**SET PROBLEM**
Among the lines below, how many carry the string "rigorosa"? Reply with a number and nothing else.

Dataset records
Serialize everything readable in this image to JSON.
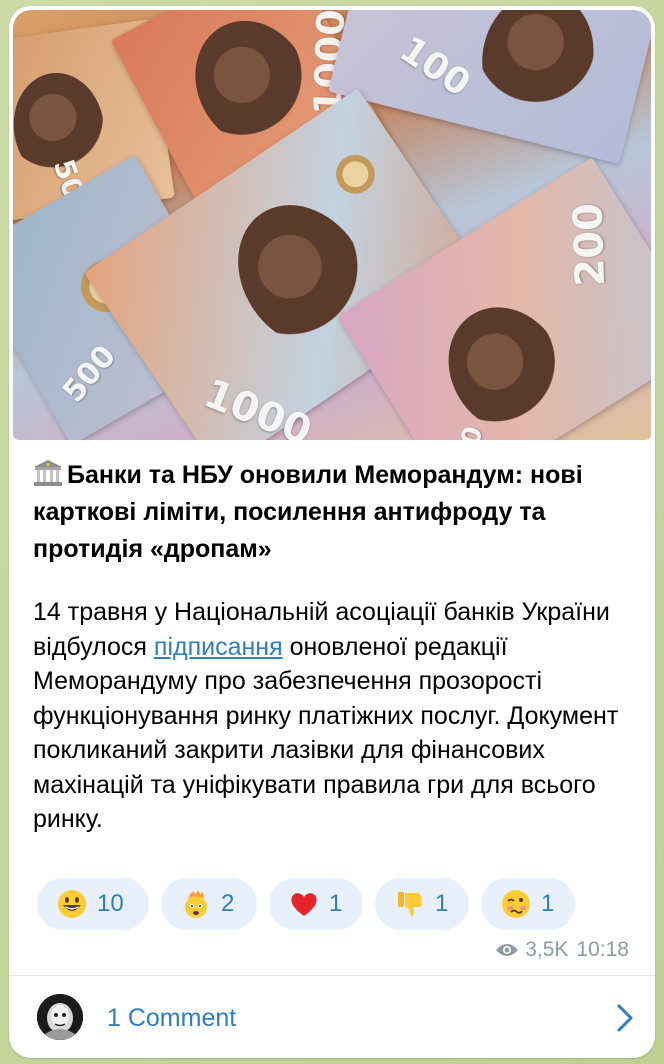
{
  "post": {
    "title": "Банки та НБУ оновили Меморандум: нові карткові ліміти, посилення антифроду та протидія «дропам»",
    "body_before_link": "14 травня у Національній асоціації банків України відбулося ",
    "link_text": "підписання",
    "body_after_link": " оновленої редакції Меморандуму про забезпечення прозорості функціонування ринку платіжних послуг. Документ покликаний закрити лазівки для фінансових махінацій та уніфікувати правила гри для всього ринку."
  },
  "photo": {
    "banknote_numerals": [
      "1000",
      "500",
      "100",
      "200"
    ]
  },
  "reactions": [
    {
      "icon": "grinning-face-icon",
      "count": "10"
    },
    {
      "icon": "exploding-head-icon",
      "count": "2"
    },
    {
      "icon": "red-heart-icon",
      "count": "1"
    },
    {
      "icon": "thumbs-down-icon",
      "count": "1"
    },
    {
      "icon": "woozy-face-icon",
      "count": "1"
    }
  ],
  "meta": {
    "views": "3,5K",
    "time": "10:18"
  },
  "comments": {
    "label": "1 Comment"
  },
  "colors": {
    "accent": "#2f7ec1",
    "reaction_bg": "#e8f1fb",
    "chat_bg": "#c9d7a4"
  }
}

--

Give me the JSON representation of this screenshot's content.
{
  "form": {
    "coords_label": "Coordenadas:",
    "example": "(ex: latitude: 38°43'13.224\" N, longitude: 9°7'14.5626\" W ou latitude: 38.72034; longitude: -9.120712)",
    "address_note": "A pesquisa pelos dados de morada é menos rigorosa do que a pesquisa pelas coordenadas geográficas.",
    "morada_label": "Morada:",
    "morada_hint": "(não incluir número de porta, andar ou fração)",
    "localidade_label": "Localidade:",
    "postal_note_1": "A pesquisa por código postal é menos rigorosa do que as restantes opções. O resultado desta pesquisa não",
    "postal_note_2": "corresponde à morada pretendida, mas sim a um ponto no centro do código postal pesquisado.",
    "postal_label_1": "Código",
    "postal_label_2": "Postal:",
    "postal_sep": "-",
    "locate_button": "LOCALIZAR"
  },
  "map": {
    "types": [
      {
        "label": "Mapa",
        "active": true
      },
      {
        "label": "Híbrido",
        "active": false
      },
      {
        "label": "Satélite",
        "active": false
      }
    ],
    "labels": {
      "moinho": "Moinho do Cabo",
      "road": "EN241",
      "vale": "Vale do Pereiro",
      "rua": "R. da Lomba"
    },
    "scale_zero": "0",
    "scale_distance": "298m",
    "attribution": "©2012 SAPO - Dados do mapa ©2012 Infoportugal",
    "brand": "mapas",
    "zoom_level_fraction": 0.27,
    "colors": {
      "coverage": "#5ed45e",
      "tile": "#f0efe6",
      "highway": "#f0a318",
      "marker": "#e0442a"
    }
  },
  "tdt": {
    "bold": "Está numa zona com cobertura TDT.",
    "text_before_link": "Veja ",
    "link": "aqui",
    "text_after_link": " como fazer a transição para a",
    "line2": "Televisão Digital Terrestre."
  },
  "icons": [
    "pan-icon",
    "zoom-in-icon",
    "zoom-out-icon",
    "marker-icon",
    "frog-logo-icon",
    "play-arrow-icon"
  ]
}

**EXERCISE RESPONSE**
2